WHAT THIS TASK INVOLVES: Copy all lines below exactly as written. Leave pictures out.

LISTED RECORDS:
────

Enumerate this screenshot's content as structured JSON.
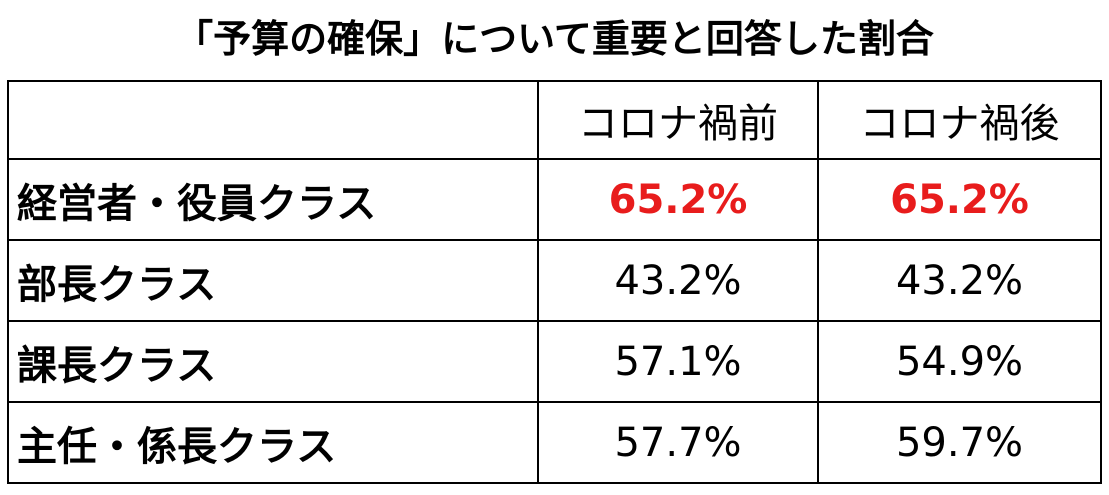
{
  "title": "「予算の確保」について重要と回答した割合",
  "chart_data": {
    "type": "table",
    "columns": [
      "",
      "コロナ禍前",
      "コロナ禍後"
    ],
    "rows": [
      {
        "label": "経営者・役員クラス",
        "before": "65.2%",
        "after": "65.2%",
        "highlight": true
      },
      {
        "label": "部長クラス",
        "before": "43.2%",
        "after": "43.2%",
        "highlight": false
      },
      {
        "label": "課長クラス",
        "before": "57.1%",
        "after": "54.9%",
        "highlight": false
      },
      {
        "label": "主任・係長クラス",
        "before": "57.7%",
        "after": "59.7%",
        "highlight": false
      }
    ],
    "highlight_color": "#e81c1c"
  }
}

────

ANSWER BELOW:
Enumerate this screenshot's content as structured JSON.
{
  "title": "「予算の確保」について重要と回答した割合",
  "chart_data": {
    "type": "table",
    "columns": [
      "",
      "コロナ禍前",
      "コロナ禍後"
    ],
    "rows": [
      {
        "label": "経営者・役員クラス",
        "before": "65.2%",
        "after": "65.2%",
        "highlight": true
      },
      {
        "label": "部長クラス",
        "before": "43.2%",
        "after": "43.2%",
        "highlight": false
      },
      {
        "label": "課長クラス",
        "before": "57.1%",
        "after": "54.9%",
        "highlight": false
      },
      {
        "label": "主任・係長クラス",
        "before": "57.7%",
        "after": "59.7%",
        "highlight": false
      }
    ],
    "highlight_color": "#e81c1c"
  }
}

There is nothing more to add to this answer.